#### What to work on:
Determine which lines of the records include the word "быть", and copy them.

#### Data for this task:
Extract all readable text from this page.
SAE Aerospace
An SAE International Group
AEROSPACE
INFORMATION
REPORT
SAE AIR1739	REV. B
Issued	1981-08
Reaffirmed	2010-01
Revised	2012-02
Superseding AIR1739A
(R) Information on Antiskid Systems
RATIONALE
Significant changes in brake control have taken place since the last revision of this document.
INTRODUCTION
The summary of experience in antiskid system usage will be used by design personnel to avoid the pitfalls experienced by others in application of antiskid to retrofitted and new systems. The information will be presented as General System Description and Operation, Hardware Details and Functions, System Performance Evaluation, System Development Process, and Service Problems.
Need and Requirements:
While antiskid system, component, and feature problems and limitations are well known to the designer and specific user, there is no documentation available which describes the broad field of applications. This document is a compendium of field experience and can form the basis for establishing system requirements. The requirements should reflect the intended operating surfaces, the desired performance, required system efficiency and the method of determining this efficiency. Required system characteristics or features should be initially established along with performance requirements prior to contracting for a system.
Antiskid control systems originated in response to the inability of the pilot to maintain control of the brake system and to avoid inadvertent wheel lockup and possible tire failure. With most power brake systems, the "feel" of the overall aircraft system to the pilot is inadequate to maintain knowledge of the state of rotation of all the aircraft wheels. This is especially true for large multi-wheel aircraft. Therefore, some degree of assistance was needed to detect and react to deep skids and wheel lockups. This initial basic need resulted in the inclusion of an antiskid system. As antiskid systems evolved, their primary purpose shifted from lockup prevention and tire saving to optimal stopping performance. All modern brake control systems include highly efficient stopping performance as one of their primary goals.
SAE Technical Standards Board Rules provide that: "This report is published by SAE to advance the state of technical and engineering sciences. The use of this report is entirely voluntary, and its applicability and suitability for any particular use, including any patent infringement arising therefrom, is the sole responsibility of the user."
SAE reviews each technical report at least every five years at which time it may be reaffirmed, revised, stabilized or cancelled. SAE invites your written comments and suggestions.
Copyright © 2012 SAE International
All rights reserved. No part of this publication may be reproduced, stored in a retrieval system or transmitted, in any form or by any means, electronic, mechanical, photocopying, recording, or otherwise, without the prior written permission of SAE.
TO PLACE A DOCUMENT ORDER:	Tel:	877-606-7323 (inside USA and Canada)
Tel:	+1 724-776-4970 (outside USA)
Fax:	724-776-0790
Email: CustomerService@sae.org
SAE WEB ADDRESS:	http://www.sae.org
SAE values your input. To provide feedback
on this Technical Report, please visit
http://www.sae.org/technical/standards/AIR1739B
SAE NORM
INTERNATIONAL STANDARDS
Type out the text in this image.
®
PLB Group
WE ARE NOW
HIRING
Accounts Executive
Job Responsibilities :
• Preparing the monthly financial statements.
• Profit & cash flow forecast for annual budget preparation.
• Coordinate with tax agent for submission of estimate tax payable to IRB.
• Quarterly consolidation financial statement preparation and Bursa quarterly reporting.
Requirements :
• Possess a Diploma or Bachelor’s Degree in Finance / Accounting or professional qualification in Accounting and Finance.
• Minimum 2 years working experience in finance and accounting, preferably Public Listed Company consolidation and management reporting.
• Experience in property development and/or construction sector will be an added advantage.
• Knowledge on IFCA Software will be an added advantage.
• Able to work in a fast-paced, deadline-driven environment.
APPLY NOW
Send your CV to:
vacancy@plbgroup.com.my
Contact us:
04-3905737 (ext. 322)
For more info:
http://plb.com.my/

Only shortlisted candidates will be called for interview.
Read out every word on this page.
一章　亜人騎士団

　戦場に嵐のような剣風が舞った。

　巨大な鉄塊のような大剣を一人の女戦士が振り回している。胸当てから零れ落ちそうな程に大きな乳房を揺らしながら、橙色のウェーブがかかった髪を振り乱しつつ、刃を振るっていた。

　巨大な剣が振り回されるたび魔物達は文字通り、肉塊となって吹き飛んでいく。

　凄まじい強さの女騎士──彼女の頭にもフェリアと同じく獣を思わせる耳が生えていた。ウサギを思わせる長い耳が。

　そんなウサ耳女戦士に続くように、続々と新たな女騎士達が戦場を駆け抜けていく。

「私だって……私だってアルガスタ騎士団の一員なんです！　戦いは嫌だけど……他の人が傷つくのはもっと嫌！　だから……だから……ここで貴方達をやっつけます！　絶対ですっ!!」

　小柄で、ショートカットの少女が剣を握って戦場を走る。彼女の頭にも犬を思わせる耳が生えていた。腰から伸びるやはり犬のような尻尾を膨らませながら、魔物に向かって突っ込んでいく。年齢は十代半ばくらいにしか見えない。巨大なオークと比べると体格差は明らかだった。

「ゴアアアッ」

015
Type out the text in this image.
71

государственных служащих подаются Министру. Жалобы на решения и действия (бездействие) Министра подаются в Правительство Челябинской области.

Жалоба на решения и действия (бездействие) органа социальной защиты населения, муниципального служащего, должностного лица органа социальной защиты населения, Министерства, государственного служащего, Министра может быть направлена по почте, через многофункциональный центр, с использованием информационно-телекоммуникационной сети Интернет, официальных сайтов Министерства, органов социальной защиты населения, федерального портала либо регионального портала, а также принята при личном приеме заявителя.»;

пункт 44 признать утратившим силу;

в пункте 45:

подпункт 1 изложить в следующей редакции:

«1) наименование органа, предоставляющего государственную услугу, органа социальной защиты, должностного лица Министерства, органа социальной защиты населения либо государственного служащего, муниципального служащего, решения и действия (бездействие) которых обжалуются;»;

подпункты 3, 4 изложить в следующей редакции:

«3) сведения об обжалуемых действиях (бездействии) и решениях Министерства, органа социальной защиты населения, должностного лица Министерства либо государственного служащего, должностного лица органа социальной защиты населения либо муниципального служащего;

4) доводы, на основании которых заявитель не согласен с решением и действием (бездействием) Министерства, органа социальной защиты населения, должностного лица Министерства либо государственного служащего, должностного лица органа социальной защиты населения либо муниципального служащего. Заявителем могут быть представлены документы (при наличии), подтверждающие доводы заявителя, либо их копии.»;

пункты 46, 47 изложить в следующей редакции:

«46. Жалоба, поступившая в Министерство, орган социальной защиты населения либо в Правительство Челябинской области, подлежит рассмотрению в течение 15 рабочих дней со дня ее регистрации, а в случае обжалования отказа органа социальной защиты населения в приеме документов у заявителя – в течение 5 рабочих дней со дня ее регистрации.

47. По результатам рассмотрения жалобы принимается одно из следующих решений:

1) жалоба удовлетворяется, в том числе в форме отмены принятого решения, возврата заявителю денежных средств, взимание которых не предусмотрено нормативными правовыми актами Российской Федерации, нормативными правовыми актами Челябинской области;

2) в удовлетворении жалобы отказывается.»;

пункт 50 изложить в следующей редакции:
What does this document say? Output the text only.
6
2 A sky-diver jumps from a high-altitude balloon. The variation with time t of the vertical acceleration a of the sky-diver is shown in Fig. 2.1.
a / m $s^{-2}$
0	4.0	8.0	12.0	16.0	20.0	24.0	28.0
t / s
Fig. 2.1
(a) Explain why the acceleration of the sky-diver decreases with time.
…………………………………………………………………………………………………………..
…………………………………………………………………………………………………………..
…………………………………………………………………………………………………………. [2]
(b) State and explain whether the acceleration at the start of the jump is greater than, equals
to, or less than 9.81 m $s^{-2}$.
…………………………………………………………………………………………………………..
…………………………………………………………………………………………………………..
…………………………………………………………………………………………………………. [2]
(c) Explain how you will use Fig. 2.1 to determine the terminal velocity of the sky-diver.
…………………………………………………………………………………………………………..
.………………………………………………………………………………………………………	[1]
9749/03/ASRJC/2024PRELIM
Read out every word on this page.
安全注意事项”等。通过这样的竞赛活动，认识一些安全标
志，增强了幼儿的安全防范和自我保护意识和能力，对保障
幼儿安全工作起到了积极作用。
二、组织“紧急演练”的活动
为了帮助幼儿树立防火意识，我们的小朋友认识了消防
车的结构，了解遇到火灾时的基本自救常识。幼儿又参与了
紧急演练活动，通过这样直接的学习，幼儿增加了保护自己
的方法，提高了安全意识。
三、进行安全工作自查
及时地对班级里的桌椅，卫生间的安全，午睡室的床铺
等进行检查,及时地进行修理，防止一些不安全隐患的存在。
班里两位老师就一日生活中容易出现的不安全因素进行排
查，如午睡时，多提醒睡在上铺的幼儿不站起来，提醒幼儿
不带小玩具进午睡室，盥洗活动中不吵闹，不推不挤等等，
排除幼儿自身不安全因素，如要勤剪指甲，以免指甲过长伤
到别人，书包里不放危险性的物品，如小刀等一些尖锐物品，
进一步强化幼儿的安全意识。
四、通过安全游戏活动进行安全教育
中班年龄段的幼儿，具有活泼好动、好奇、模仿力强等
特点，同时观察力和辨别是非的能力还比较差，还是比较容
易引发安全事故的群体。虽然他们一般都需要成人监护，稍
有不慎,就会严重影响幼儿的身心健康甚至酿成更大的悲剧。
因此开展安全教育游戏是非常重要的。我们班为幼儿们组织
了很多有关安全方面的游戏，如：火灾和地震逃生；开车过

#### Response to the task:
Жалоба на решения и действия (бездействие) органа социальной защиты населения, муниципального служащего, должностного лица органа социальной защиты населения, Министерства, государственного служащего, Министра может быть направлена по почте, через многофункциональный центр, с использованием информационно-телекоммуникационной сети Интернет, официальных сайтов Министерства, органов социальной защиты населения, федерального портала либо регионального портала, а также принята при личном приеме заявителя.»;
4) доводы, на основании которых заявитель не согласен с решением и действием (бездействием) Министерства, органа социальной защиты населения, должностного лица Министерства либо государственного служащего, должностного лица органа социальной защиты населения либо муниципального служащего. Заявителем могут быть представлены документы (при наличии), подтверждающие доводы заявителя, либо их копии.»;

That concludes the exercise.